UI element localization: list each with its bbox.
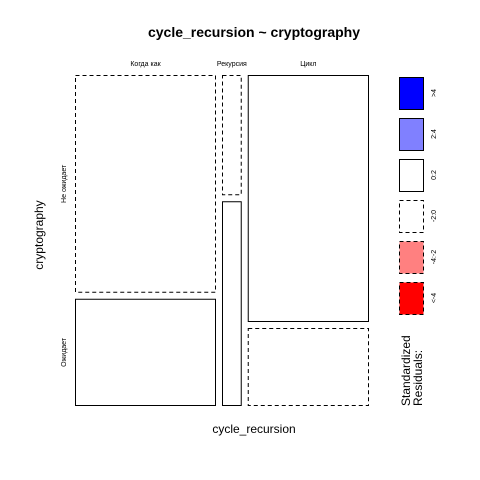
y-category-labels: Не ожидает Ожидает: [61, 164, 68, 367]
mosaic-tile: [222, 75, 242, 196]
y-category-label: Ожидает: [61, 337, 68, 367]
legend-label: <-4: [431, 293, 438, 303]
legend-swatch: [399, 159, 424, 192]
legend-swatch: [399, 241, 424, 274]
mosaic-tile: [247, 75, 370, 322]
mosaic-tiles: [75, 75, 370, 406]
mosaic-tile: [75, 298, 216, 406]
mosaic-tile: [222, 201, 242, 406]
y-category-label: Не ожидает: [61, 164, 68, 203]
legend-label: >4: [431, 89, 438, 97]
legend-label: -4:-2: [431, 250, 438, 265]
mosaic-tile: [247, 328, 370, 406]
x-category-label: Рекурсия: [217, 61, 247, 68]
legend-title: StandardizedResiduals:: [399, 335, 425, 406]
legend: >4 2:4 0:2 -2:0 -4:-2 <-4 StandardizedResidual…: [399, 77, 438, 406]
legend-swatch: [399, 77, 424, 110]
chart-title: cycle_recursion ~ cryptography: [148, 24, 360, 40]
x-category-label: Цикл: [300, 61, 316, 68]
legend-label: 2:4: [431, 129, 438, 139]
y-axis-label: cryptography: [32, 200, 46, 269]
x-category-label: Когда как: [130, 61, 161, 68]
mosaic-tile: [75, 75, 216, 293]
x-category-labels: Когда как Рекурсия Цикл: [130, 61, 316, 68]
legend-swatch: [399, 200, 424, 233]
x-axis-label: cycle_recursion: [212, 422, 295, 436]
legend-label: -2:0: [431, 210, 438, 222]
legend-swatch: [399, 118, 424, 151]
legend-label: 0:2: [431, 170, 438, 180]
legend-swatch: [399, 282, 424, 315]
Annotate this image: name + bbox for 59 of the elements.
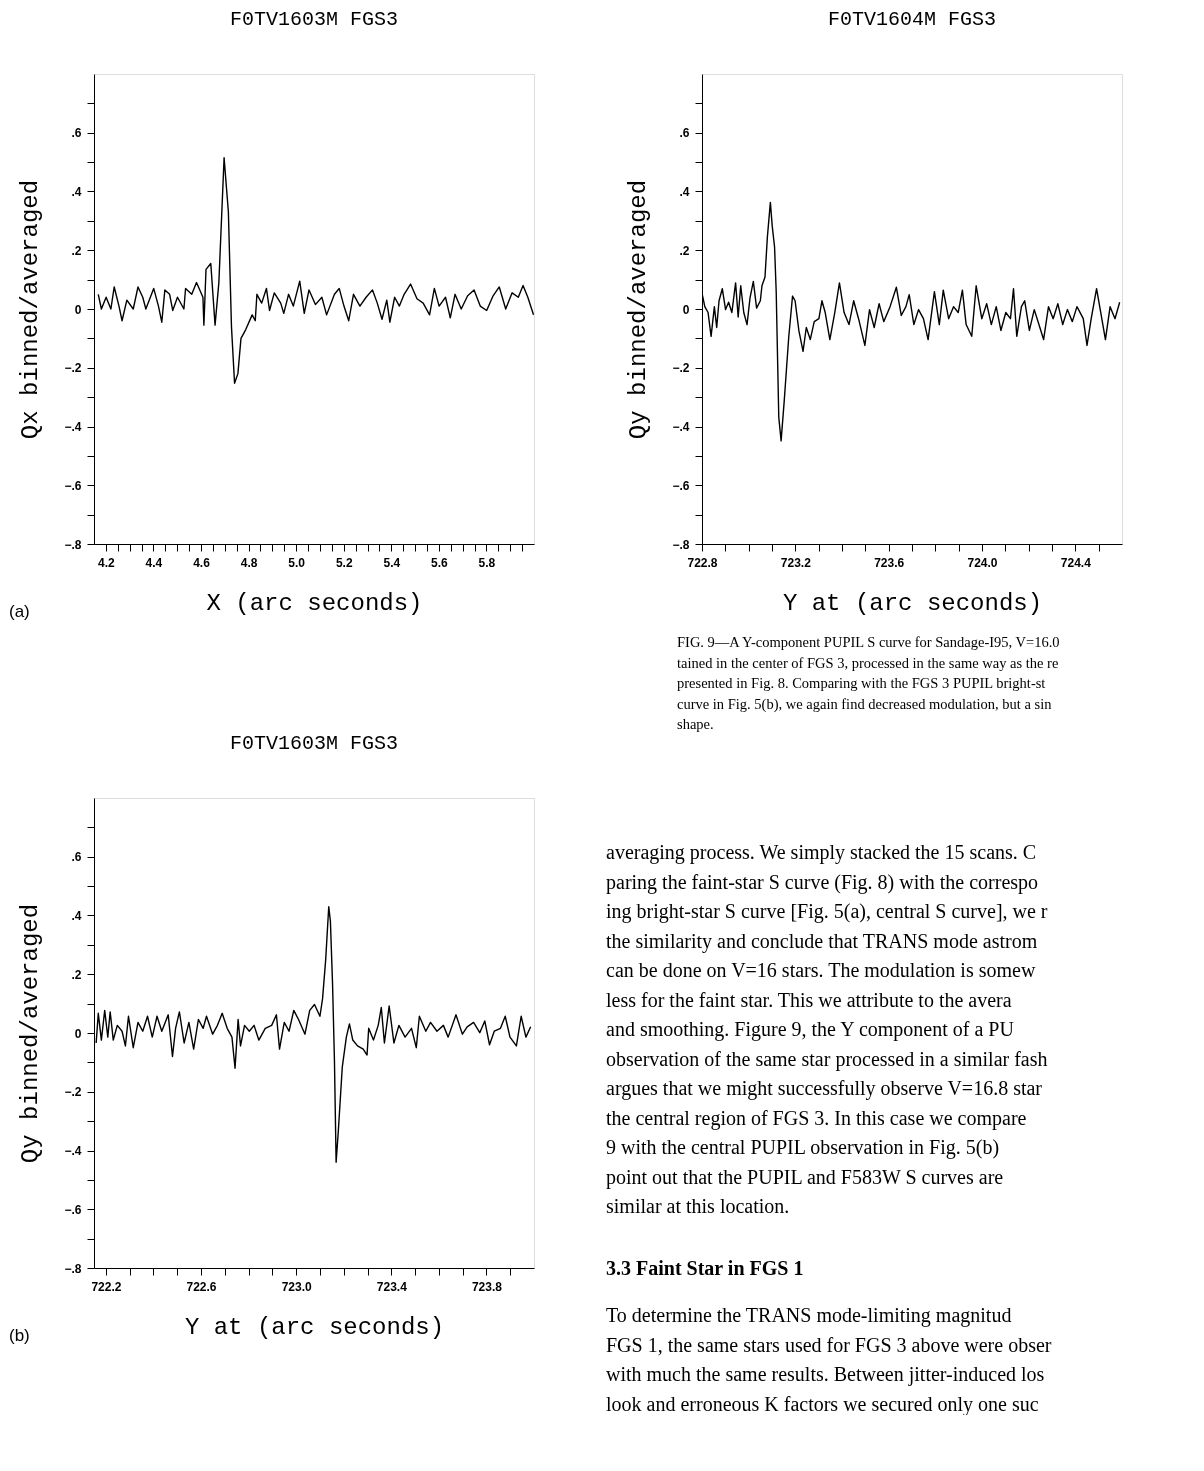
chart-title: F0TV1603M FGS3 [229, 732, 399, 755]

— AIM —
Copy the lines from the one containing "y-category-labels: Не ожидает" through the one containing "y-category-label: Не ожидает: [61, 164, 68, 203]", both included, reproducing each one unchanged.

— WRITTEN RESPONSE —
y-category-labels: Не ожидает Ожидает: [61, 164, 68, 367]
mosaic-tile: [222, 75, 242, 196]
y-category-label: Ожидает: [61, 337, 68, 367]
legend-label: <-4: [431, 293, 438, 303]
legend-swatch: [399, 159, 424, 192]
legend-swatch: [399, 241, 424, 274]
mosaic-tile: [247, 75, 370, 322]
mosaic-tiles: [75, 75, 370, 406]
mosaic-tile: [75, 298, 216, 406]
mosaic-tile: [222, 201, 242, 406]
y-category-label: Не ожидает: [61, 164, 68, 203]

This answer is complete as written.